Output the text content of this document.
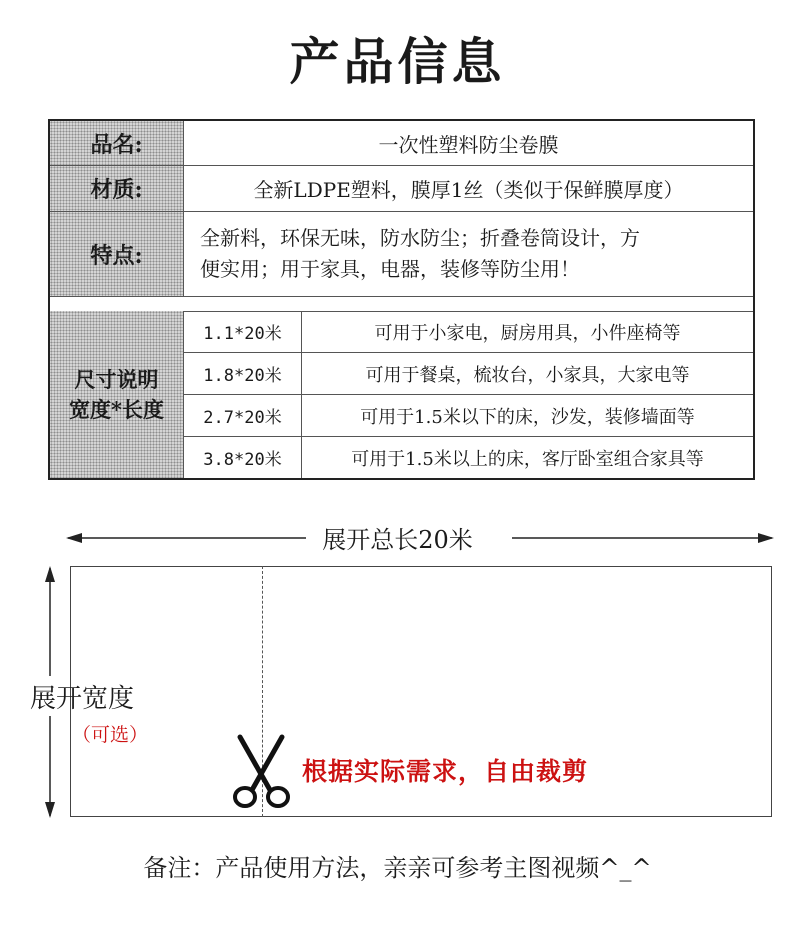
产品信息
品名:	一次性塑料防尘卷膜
材质:	全新LDPE塑料，膜厚1丝（类似于保鲜膜厚度）
特点:
全新料，环保无味，防水防尘；折叠卷筒设计，方
便实用；用于家具，电器，装修等防尘用！
尺寸说明
宽度*长度
1.1*20米	可用于小家电，厨房用具，小件座椅等
1.8*20米	可用于餐桌，梳妆台，小家具，大家电等
2.7*20米	可用于1.5米以下的床，沙发，装修墙面等
3.8*20米	可用于1.5米以上的床，客厅卧室组合家具等
展开总长20米
展开宽度
（可选）
根据实际需求，自由裁剪
备注：产品使用方法，亲亲可参考主图视频^_^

━━━━

## Required work:
Transcribe every line from the records above without alteration, and leave out the images.

## Task solution:
Output the text content of this document.
产品信息
品名:	一次性塑料防尘卷膜
材质:	全新LDPE塑料，膜厚1丝（类似于保鲜膜厚度）
特点:
全新料，环保无味，防水防尘；折叠卷筒设计，方
便实用；用于家具，电器，装修等防尘用！
尺寸说明
宽度*长度
1.1*20米	可用于小家电，厨房用具，小件座椅等
1.8*20米	可用于餐桌，梳妆台，小家具，大家电等
2.7*20米	可用于1.5米以下的床，沙发，装修墙面等
3.8*20米	可用于1.5米以上的床，客厅卧室组合家具等
展开总长20米
展开宽度
（可选）
根据实际需求，自由裁剪
备注：产品使用方法，亲亲可参考主图视频^_^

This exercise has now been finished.